Source »

↓

A New High Order Theory for Buckling Temperature Analysis of Functionally Graded Sandwich Plates Resting on Elastic Foundations

Authors M. Chitour1 , A. Bouhadra2,3 , M. Benguediab , K. Mansouri2 , A. Menasria2,3, A. Tounsi1,3

1Djillali LiabesUniversity, Sidi Bel Abbés, 22000, Algeria

2Abbes Laghrour University, Khenchela, 40000, Algeria

3Materials and Hydrology Laboratory, Djillali Liabes University, Sidi Bel Abbés, Algeria

Е-mail chitour.mourad@univ-khenchela.dz
Issue Volume 14, Year 2022, Number 3
Dates Received 12 April 2022; revised manuscript received 23 June 2022; published online 30 June 2022
Citation M. Chitour, A. Bouhadra, et al., J. Nano- Electron. Phys. 14 No 3, 03028 (2022)
DOI https://doi.org/10.21272/jnep.14(3).03028
PACS Number(s) 46.32. + x, 81.70.Pg
Keywords FG sandwich plates, Thermal buckling, Elastic foundation, Virtual works, Navier’s solution.

↑

Record extracts »
↓

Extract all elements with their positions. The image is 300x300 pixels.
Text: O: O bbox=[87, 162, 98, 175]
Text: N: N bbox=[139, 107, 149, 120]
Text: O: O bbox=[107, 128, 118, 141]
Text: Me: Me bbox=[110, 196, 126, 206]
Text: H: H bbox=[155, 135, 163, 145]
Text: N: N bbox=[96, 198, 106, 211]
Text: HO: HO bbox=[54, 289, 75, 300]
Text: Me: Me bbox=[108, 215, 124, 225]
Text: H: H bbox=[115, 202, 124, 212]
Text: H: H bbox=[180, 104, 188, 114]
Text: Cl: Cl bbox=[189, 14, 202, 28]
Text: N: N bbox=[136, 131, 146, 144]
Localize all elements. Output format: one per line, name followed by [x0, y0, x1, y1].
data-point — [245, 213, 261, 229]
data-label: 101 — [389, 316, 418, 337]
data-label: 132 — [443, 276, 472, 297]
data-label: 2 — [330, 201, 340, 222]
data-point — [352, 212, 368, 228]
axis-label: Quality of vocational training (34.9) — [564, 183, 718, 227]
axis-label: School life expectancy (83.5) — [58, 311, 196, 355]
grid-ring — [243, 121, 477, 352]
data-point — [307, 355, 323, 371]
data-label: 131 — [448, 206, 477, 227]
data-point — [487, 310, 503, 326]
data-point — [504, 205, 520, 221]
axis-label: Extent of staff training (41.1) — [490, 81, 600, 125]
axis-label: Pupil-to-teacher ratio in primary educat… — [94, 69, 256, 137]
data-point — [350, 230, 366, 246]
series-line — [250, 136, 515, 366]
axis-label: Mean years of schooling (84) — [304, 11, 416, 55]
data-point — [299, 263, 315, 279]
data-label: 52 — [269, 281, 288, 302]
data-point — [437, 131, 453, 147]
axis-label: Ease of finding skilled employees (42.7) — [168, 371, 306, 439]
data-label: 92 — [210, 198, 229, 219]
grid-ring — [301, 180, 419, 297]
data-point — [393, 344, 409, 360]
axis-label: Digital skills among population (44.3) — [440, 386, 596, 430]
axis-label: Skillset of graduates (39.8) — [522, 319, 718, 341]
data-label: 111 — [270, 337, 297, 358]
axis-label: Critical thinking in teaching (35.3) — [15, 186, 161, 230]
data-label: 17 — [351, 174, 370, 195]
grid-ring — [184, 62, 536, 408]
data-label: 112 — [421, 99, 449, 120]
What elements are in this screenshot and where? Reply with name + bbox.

↑

What you will do »
A: According to the article page on buckling of sandwich plates, on what date was the revised manuscript received?
B: For the article page on buckling of sandwich plates, say whether each statement agrees with it: (i) The article appeared in Volume 14, Number 3 of the 2022 issue. (ii) The manuscript was first received in June 2022. (iii) Navier's solution is one of the keywords.
C: Carry on the article page on buckling of sandwich plates from where it stops.

Exercise responses »
A: 23 June 2022

B:
(i) Yes: "Volume 14, Year 2022, Number 3"
(ii) No: "Received 12 April 2022"
(iii) Yes: "Navier’s solution"

C:
Using a high order theory (HSDT), this work presents a study of thermal buckling of functionally graded (FG) sandwich plates subjected to various temperature rises across their thickness and resting on a two-parameter elastic foundation. The mechanical properties of the FG sandwich plates are supposed to change gradually through the thickness according to a power law (P-FGM). The intermediate layer is homogeneous and made of a purely ceramic material. The principle of virtual works is used to obtain stability equations, and their solutions are obtained based on Navier’s solution technique. The obtained results are compared with other studies in the literature. Then, a parametric study is conducted to investigate the influence of geometric and mechanical characteristics such as the ratios of dimensions (width, length, and thickness), the material index (k), and the effect of the elastic foundation on the critical buckling temperature.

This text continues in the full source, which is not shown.